- [AUFGABE]:
Gib den Auszug zur Debatte über das Volksbegehren von „Auch Abgeordnete Mag.“ bis einschließlich „Qualität weiterentwickelt werden.“ erneut wieder und tausche dabei „Unterausschuss“ gegen „Ausschuss“ aus.

- [TEXTAUSZUG]:
Abgeordneter SEVIGNANI (F) vermutete hinter dem Volksbegehren eine parteipolitische Motivation und warf der Opposition Panikmache vor. Damit wolle diese mit Halb- und Unwahrheiten die Regierung schlecht machen und Eltern sowie SchülerInnen verunsichern. Er stellte auch in Abrede, dass sich junge Menschen durch Studiengebühren vom Studium abhalten ließen und führte als Beispiel die Studentenzahlen an der Uni Innsbruck an. Außerdem seien die Stipendien und Leistungsstipendien im Interesse der sozialen Gerechtigkeit ausgeweitet worden. Noch nie sei in unserem Land soviel Geld für die Bildung ausgegeben worden wie heute, schloss der F-Abgeordnete.

Auch Abgeordnete Mag. MIKL-LEITNER (V) "stimmte es traurig", dass die Opposition versuche, wie sie sagte, Verunsicherung zu verbreiten. Das Ergebnis des Volksbegehrens wertete die Rednerin als ein Vertrauen der Bevölkerung in die Ministerin und eine Bestätigung der Tatsache, dass das österreichische Bildungssystem im internationalen Vergleich gut dastehe. Mikl-Leitner würdigte die intensive Diskussion im Unterausschuss, wies aber gleichzeitig darauf hin, dass dieses Thema nicht auf dem Rücken von SchülerInnen und Studierenden ausgetragen werden dürfe. Heftig widersprach sie der Behauptung, Bildung werde kaputt gespart. Im Gegenteil, es sei noch niemals so viel Geld in die Bildung investiert worden, nämlich jeder siebente Euro und zusätzlich 509 Mill. € für Forschungsinvestitionen. Selbstverständlich müsse das System auch im Hinblick auf mehr Qualität weiterentwickelt werden.

Abgeordnete WOCHESLÄNDER (F) kritisierte die SPÖ, diese habe versucht, die Gesamtschule in die Diskussion "hineinzumanövrieren". Gesamtschule sei aber eine unlautere Gleichmacherei von Bildung, weshalb sie, Wochesländer, zu einer vertikalen Kooperation ja sage, zu einer Fusion in Form einer Gesamtschule jedoch ihr striktes Nein artikulierte. Hinsichtlich der Klassenschülerzahlen meinte die Rednerin, dass Teilungen und Projektgruppen ohnehin auch die Möglichkeit gäben, die Schülerzahlen in den Klassen zu verringern. Die Lehrlingsausbildung wird ihrer Meinung nach auch in Zukunft große Bedeutung haben.

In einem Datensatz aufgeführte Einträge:
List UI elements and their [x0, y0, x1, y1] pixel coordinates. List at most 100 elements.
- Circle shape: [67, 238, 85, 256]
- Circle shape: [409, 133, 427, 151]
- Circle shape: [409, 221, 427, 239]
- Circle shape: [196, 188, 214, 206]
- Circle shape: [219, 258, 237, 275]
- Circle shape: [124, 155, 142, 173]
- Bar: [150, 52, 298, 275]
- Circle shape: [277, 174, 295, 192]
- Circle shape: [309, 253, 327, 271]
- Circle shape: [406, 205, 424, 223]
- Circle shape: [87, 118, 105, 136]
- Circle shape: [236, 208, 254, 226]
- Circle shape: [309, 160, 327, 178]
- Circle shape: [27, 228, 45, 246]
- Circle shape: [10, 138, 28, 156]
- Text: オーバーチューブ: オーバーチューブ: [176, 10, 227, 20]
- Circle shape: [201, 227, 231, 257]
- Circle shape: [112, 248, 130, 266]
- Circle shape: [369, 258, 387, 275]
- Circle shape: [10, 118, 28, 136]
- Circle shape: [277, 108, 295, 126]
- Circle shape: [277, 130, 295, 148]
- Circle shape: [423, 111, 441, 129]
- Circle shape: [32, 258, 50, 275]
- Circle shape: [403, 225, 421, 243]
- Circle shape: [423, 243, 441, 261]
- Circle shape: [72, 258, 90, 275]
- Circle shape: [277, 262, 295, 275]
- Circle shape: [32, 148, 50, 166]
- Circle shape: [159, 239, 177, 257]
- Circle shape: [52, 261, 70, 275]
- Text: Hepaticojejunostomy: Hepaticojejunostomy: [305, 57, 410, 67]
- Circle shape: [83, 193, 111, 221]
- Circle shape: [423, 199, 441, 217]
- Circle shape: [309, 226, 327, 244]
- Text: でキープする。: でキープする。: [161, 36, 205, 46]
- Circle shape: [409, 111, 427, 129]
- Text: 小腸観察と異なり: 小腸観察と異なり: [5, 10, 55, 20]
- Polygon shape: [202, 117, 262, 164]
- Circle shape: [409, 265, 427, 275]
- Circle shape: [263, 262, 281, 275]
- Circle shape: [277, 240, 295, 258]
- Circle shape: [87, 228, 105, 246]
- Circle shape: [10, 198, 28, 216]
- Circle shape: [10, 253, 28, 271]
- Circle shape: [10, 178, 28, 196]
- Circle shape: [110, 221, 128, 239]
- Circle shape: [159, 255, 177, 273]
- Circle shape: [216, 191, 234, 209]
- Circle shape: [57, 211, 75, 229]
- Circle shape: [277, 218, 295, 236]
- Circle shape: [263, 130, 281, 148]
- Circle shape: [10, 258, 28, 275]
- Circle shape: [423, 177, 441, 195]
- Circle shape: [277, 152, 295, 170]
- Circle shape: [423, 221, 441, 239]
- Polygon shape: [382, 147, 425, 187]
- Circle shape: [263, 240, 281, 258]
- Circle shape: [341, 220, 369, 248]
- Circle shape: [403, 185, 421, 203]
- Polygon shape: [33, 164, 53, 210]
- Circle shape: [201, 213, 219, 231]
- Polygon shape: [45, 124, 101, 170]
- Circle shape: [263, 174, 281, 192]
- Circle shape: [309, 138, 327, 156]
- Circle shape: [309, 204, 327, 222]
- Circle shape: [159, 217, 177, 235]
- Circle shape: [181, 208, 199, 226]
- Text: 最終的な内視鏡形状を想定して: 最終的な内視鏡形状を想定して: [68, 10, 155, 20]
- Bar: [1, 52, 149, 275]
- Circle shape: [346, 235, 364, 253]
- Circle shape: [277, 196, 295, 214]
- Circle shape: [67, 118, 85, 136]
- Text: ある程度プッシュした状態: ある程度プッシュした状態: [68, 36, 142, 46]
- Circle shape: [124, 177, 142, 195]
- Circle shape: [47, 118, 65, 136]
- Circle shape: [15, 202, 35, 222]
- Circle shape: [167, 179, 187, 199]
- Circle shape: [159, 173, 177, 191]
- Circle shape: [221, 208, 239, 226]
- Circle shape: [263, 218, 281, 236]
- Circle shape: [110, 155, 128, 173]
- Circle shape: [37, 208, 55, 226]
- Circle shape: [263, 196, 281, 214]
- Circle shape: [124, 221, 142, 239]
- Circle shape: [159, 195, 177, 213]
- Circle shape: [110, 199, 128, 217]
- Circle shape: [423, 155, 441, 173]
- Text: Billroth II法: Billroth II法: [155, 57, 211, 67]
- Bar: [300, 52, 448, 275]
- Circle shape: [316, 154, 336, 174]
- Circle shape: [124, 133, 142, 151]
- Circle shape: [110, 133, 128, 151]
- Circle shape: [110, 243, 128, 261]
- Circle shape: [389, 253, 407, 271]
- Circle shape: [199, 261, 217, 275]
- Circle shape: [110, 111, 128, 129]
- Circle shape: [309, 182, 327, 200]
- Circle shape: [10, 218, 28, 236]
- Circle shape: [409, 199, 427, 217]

- [LÖSUNG]:
Auch Abgeordnete Mag. MIKL-LEITNER (V) "stimmte es traurig", dass die Opposition versuche, wie sie sagte, Verunsicherung zu verbreiten. Das Ergebnis des Volksbegehrens wertete die Rednerin als ein Vertrauen der Bevölkerung in die Ministerin und eine Bestätigung der Tatsache, dass das österreichische Bildungssystem im internationalen Vergleich gut dastehe. Mikl-Leitner würdigte die intensive Diskussion im Ausschuss, wies aber gleichzeitig darauf hin, dass dieses Thema nicht auf dem Rücken von SchülerInnen und Studierenden ausgetragen werden dürfe. Heftig widersprach sie der Behauptung, Bildung werde kaputt gespart. Im Gegenteil, es sei noch niemals so viel Geld in die Bildung investiert worden, nämlich jeder siebente Euro und zusätzlich 509 Mill. € für Forschungsinvestitionen. Selbstverständlich müsse das System auch im Hinblick auf mehr Qualität weiterentwickelt werden.